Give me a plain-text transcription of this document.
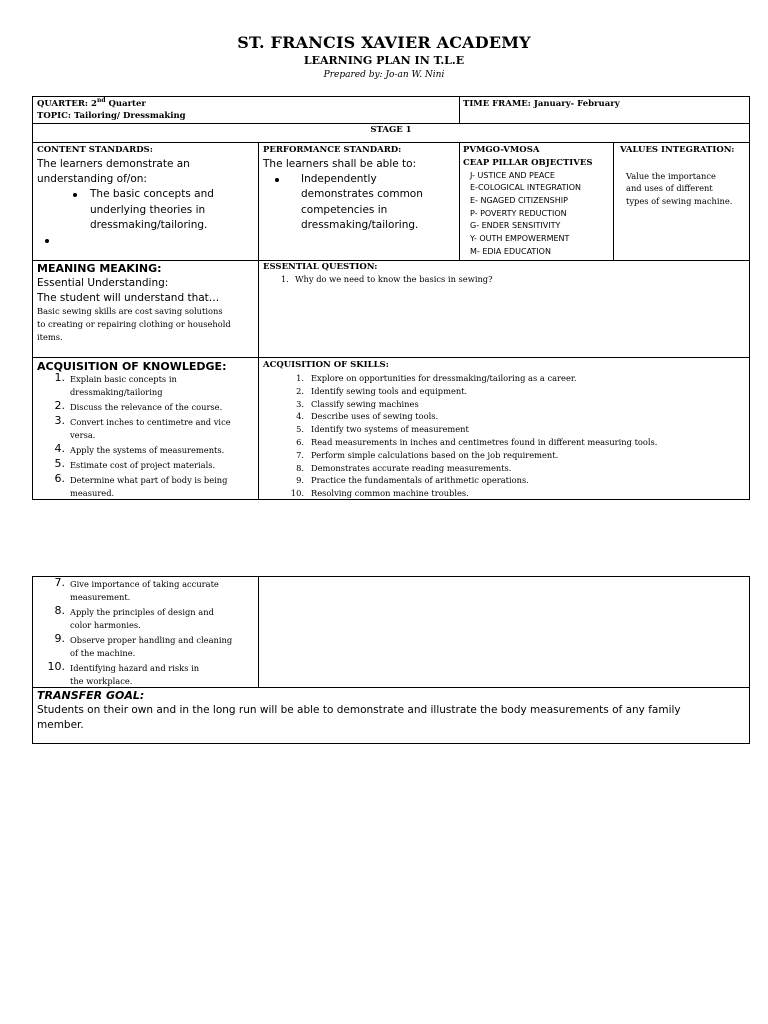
ST. FRANCIS XAVIER ACADEMY
LEARNING PLAN IN T.L.E
Prepared by: Jo-an W. Nini
QUARTER: 2nd Quarter
TOPIC: Tailoring/ Dressmaking
TIME FRAME: January- February
STAGE 1
CONTENT STANDARDS:
The learners demonstrate an
understanding of/on:
The basic concepts and
underlying theories in
dressmaking/tailoring.
PERFORMANCE STANDARD:
The learners shall be able to:
Independently
demonstrates common
competencies in
dressmaking/tailoring.
PVMGO-VMOSA
CEAP PILLAR OBJECTIVES
J- USTICE AND PEACE
E-COLOGICAL INTEGRATION
E- NGAGED CITIZENSHIP
P- POVERTY REDUCTION
G- ENDER SENSITIVITY
Y- OUTH EMPOWERMENT
M- EDIA EDUCATION
VALUES INTEGRATION:
Value the importance
and uses of different
types of sewing machine.
MEANING MEAKING:
Essential Understanding:
The student will understand that…
Basic sewing skills are cost saving solutions
to creating or repairing clothing or household
items.
ESSENTIAL QUESTION:
1. Why do we need to know the basics in sewing?
ACQUISITION OF KNOWLEDGE:
1. Explain basic concepts in
dressmaking/tailoring
2. Discuss the relevance of the course.
3. Convert inches to centimetre and vice
versa.
4. Apply the systems of measurements.
5. Estimate cost of project materials.
6. Determine what part of body is being
measured.
ACQUISITION OF SKILLS:
1. Explore on opportunities for dressmaking/tailoring as a career.
2. Identify sewing tools and equipment.
3. Classify sewing machines
4. Describe uses of sewing tools.
5. Identify two systems of measurement
6. Read measurements in inches and centimetres found in different measuring tools.
7. Perform simple calculations based on the job requirement.
8. Demonstrates accurate reading measurements.
9. Practice the fundamentals of arithmetic operations.
10. Resolving common machine troubles.
7. Give importance of taking accurate
measurement.
8. Apply the principles of design and
color harmonies.
9. Observe proper handling and cleaning
of the machine.
10. Identifying hazard and risks in
the workplace.
TRANSFER GOAL:
Students on their own and in the long run will be able to demonstrate and illustrate the body measurements of any family
member.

[Work to be completed] Look through the lines above and collect those with the word "measurements".

[Written solution]
4. Apply the systems of measurements.
6. Read measurements in inches and centimetres found in different measuring tools.
8. Demonstrates accurate reading measurements.
Students on their own and in the long run will be able to demonstrate and illustrate the body measurements of any family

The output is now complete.